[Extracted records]
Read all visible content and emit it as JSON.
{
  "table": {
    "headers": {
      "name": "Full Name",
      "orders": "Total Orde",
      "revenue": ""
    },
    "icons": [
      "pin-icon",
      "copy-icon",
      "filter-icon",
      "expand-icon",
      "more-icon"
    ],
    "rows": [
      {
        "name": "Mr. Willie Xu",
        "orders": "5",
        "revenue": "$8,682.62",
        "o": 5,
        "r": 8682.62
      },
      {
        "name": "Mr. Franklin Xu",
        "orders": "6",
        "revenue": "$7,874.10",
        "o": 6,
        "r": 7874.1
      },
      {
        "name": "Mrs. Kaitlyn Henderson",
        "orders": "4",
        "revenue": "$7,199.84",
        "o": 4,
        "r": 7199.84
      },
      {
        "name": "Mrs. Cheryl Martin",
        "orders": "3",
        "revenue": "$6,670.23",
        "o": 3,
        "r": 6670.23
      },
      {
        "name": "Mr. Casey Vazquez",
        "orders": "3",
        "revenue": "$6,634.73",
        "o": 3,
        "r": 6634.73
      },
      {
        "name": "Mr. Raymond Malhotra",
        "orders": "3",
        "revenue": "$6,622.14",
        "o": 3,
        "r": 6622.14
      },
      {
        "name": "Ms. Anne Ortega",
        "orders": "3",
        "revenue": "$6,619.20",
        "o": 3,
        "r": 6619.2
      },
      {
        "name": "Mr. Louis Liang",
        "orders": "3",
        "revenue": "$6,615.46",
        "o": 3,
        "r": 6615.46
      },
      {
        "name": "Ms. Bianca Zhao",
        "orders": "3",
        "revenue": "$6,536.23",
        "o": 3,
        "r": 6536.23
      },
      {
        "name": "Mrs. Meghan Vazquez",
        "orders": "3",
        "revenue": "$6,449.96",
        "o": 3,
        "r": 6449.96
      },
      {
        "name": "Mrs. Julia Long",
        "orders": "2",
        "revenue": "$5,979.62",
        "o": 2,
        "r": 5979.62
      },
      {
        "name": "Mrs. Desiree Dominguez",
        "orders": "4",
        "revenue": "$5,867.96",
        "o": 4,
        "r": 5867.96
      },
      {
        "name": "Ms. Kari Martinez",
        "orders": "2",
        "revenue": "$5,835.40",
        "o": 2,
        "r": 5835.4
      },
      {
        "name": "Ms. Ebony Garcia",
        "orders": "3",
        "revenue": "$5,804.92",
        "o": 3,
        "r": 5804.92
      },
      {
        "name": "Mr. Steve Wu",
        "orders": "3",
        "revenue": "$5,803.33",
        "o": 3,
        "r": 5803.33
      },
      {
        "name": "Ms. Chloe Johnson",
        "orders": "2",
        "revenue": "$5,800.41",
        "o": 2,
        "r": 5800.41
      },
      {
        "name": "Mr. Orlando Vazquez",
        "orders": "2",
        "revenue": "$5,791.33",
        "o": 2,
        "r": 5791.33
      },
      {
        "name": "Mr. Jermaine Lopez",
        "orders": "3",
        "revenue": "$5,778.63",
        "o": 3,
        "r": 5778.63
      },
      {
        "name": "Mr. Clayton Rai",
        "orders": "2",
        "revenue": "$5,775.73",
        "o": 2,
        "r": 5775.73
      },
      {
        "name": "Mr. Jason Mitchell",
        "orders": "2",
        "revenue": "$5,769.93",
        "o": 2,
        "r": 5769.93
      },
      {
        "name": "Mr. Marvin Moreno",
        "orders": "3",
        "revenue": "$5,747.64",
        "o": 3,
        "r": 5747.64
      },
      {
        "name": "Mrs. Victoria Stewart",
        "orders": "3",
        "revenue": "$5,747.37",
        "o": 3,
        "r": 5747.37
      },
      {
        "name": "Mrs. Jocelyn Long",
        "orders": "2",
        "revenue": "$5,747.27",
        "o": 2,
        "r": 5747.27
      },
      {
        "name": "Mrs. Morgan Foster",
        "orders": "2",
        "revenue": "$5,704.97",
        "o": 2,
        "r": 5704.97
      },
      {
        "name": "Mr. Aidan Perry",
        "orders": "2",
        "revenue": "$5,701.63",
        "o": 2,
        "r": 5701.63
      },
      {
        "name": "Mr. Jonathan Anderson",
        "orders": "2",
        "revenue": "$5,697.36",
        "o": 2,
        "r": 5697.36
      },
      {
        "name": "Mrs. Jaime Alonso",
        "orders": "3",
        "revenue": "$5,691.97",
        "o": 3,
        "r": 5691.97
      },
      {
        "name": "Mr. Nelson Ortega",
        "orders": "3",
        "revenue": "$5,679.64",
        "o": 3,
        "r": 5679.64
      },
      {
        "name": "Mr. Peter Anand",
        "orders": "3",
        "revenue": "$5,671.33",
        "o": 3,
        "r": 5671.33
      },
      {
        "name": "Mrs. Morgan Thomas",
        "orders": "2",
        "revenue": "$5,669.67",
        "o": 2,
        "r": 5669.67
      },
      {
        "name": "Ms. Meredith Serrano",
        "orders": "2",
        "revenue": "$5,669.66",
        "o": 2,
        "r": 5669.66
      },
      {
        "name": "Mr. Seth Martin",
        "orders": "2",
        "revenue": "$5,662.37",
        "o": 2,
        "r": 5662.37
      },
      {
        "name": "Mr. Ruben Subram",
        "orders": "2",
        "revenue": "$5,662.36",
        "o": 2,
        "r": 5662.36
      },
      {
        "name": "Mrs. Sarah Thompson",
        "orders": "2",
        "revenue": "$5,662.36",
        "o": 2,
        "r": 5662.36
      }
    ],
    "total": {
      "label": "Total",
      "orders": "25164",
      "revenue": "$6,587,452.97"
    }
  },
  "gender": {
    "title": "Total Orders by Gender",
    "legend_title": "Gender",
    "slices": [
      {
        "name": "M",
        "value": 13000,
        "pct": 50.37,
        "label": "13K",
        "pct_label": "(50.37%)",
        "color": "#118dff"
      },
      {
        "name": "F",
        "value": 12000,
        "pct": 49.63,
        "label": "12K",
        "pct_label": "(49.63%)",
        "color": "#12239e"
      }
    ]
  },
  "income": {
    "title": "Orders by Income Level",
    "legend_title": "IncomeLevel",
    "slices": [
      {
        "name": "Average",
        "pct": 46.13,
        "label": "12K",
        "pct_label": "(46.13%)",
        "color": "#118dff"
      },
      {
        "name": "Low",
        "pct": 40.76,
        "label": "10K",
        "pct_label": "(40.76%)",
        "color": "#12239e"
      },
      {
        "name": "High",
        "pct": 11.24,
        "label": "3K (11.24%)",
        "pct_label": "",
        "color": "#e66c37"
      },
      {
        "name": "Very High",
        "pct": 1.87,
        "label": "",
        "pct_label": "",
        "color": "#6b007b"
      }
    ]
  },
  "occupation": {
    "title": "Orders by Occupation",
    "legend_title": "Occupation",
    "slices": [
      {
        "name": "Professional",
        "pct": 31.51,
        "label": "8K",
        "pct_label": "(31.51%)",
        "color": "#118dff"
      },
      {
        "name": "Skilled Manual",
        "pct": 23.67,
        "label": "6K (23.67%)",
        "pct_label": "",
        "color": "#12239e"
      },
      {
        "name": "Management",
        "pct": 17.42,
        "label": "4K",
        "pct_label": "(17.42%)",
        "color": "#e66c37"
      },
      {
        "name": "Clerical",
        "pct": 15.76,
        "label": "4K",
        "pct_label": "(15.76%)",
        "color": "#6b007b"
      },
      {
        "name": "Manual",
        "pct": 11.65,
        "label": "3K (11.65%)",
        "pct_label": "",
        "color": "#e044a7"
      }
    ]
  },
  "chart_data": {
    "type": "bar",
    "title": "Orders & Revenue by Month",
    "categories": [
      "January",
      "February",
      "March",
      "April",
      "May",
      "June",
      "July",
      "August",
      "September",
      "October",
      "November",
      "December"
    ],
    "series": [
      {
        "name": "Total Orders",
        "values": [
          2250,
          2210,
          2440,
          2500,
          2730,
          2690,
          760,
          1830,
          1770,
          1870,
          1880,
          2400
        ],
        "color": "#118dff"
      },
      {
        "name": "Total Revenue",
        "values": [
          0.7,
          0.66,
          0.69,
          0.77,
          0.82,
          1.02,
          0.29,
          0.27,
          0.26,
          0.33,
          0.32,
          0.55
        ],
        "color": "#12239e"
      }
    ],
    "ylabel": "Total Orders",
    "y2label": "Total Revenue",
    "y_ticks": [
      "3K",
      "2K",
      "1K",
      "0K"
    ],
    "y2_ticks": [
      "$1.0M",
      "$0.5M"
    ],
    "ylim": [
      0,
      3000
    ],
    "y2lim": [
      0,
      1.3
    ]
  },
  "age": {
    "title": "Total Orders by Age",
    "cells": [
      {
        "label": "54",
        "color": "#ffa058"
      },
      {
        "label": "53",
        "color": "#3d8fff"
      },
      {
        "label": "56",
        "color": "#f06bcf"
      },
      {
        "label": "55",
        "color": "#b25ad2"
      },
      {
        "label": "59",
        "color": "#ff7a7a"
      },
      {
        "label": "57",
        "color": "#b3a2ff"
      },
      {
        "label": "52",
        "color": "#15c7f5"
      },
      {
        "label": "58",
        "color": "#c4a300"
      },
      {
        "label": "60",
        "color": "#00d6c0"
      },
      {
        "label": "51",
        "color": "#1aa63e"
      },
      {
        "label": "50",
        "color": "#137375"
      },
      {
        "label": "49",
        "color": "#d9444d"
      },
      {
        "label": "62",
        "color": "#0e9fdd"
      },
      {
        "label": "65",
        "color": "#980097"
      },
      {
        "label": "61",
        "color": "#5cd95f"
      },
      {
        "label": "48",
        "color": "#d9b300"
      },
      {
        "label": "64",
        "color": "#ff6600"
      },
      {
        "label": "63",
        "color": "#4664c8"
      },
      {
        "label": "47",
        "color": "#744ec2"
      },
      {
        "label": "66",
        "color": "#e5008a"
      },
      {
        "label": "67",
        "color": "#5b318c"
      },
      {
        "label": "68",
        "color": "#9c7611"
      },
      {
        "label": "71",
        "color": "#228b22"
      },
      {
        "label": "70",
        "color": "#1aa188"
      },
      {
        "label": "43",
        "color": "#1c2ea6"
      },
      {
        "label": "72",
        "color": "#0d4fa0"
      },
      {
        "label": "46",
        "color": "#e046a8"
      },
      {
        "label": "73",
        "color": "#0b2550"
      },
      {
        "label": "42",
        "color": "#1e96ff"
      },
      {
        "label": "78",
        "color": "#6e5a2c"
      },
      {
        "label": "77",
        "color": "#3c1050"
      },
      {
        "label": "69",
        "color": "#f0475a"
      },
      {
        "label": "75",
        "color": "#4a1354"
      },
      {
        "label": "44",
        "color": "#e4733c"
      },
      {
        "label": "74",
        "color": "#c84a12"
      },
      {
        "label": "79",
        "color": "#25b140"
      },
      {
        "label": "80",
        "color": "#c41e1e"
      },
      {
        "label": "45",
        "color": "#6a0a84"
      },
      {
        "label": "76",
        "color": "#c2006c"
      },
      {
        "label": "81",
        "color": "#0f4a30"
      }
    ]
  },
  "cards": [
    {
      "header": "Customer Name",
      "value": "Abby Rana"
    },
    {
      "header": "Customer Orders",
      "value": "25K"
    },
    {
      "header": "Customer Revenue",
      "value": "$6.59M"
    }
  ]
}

§ **GOAL OF THE EXERCISE**: Report only how many lines in the entries contain "Long".

§ **EXPECTED ANSWER**: 2